__Text shown__:
····················

The President speaks at the beginning of each semester to all staff on the “state of the University” and meets later with the senior administrative staff. The President and Cabinet attend regularly scheduled faculty meetings, and the President and Provost meet monthly with the Faculty Executive Committee (See Faculty Governance, below). The President also meets monthly with the leadership of the WSA, briefs the student representatives to the Board prior to each Board Meeting, and afterwards attends the next WSA meeting.
Faculty, students, and staff consult directly with members of Cabinet through standing committees, such as the Educational Policyand Student Life Committees, and on ad hoc committees or task forces convened to examine particular campus issues (e.g., Making Excellence Inclusive and the Sexual Violence Task Force). Reports and recommendations from these task forces are made to the President and Cabinet. Open fora for faculty, students, and staff are held when significant issues affecting the general welfare of the institution are being considered to ensure that decisions are informed by views from across the community.
Appraisal
The financial meltdown beginning in 2008 tested the willingness and ability of groups to work collectively. Faced with difficult decisions, President Roth declared a policy of complete transparency: information necessary for decision-making would be available to all. Thus, rather than restricting discussions of reducing expenditures to senior administrators, the University embraced a broad, collective process.
Transparent and collective decision-making, however, requires reliable data on which everyone can agree. Over the past few years the administration has endeavored to develop more complete data than had been available previously and to centralize information in a “data warehouse” accessible to all groups. This turns out to be a formidable logistical and technological challenge, but as of the spring of 2012, one close to being met.
There is, of course, a balance that needs to be found between broad participation and efficiency in decision-making. In the fall of 2011, for example, the library and administration announced a policy of weeding 60,000 volumes from Olin Library. Faculty protested they had not been consulted sufficiently in what they perceived as a fundamental change in library policy, while the library and administration felt this was an administrative procedure rather than a policy change. In this case, the weeding was postponed and a faculty-library committee established to examine the issue. Differences between faculty and administration will doubtless continue to arise, but the commitment to consultation and collective decision-making whenever possible seems genuine on both sides.
Projection
As data continue to be made available in the service of transparency in decision-making, it is to be hoped that the spirit of cooperation that allowed various constituencies to come together in time of crisis will not be lost to the suspiciousness of entrenched interests so common in university politics.

····················

__Given data__:
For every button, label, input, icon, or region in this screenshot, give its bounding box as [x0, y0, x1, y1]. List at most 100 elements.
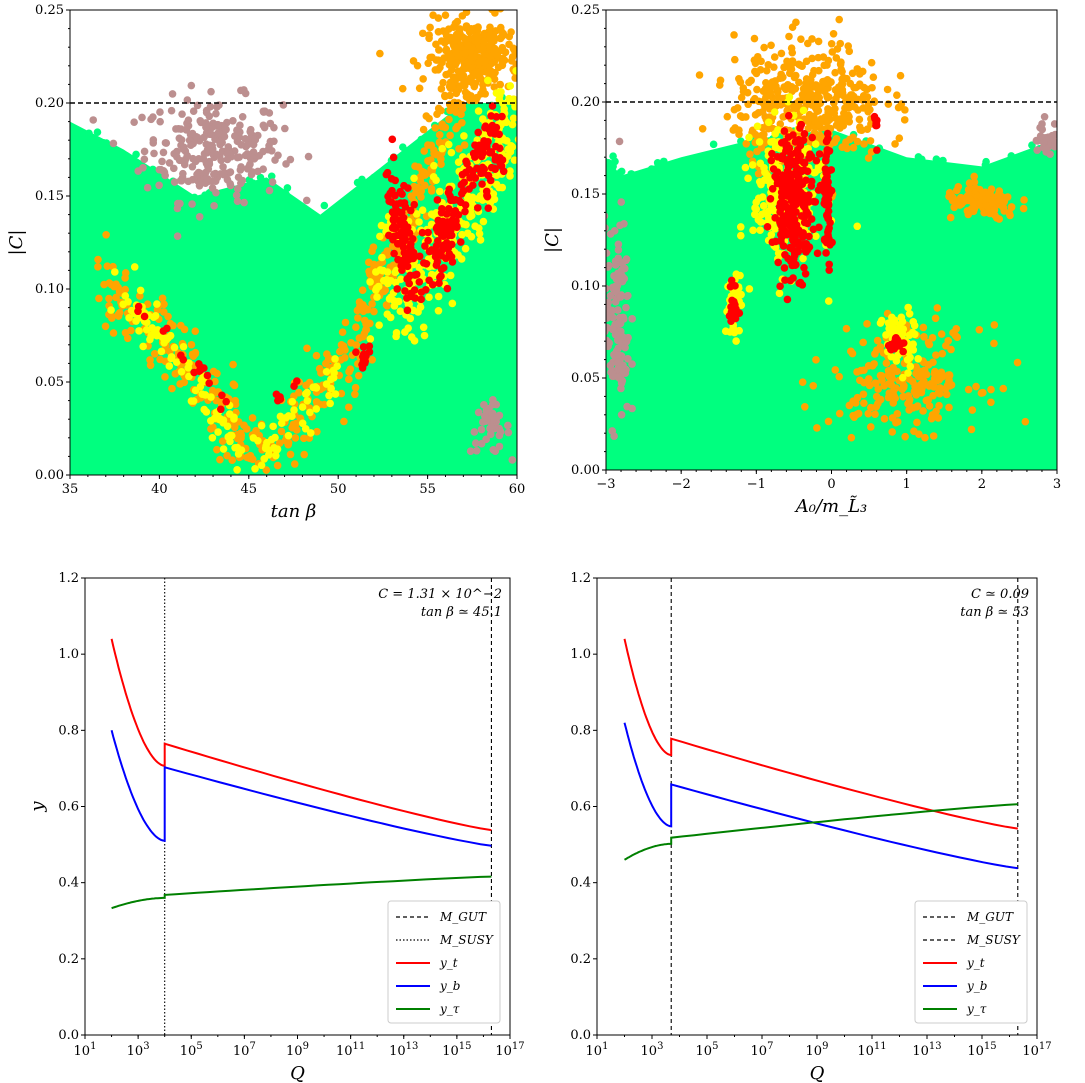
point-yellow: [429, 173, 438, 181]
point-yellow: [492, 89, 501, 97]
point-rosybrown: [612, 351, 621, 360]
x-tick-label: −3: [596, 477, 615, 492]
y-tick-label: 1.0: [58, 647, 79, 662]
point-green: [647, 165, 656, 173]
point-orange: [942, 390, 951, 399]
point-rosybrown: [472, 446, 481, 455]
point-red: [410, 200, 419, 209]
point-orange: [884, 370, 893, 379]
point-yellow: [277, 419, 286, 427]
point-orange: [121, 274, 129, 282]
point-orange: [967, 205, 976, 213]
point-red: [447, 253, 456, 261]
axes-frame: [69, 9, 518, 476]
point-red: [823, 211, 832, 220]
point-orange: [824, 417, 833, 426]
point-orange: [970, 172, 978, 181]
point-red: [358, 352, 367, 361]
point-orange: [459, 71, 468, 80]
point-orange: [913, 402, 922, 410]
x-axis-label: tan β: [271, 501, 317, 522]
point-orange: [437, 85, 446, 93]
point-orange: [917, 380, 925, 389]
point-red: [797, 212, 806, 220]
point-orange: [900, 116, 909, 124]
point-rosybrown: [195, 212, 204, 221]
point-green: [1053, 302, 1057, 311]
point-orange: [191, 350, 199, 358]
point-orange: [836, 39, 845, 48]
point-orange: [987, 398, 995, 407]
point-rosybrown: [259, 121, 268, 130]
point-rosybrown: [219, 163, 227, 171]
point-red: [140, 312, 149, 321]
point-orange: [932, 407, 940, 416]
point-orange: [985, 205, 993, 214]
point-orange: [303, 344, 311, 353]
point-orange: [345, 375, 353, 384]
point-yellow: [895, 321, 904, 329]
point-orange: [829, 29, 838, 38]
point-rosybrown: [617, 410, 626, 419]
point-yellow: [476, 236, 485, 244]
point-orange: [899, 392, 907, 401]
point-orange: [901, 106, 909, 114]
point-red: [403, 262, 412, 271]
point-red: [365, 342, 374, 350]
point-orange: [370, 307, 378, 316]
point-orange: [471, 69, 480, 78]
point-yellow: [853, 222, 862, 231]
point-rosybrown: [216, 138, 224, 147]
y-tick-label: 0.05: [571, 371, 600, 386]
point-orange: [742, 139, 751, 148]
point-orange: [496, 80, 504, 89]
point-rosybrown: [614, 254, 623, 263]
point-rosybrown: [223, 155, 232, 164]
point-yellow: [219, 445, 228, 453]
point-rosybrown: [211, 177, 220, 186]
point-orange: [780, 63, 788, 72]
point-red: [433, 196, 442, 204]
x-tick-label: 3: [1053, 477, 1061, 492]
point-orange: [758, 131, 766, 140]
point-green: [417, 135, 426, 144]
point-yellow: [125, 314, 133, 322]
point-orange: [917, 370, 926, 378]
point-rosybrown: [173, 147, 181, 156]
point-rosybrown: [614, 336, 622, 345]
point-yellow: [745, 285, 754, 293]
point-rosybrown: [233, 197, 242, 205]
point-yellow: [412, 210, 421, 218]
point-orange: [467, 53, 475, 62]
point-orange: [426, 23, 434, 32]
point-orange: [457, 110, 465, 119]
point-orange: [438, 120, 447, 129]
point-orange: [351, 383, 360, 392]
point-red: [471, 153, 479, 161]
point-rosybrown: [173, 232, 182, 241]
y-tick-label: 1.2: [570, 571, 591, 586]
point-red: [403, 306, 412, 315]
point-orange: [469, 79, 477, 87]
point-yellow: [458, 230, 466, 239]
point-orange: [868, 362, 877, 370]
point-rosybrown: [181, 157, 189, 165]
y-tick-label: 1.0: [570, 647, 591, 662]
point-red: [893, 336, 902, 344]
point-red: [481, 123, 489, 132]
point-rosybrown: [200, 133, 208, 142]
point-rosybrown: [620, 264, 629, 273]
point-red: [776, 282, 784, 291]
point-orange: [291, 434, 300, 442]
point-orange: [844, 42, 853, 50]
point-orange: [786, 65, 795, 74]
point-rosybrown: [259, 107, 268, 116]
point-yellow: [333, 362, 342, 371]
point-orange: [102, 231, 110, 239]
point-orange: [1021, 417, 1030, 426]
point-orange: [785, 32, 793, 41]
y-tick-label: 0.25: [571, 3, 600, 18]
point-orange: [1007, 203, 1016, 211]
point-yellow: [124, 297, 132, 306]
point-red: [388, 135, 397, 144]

····················

__What you will do__:
[a] Rewrite the governance passage starting at "Transparent and collective" and ending at "to being met.", substituting "considerable" for "formidable".
[b] According to the governance passage, how many volumes did the library and administration announce they would weed from Olin Library in the fall of 2011?
Work only from the governance passage.

__Final answers__:
[a]
Transparent and collective decision-making, however, requires reliable data on which everyone can agree. Over the past few years the administration has endeavored to develop more complete data than had been available previously and to centralize information in a “data warehouse” accessible to all groups. This turns out to be a considerable logistical and technological challenge, but as of the spring of 2012, one close to being met.

[b] 60,000 volumes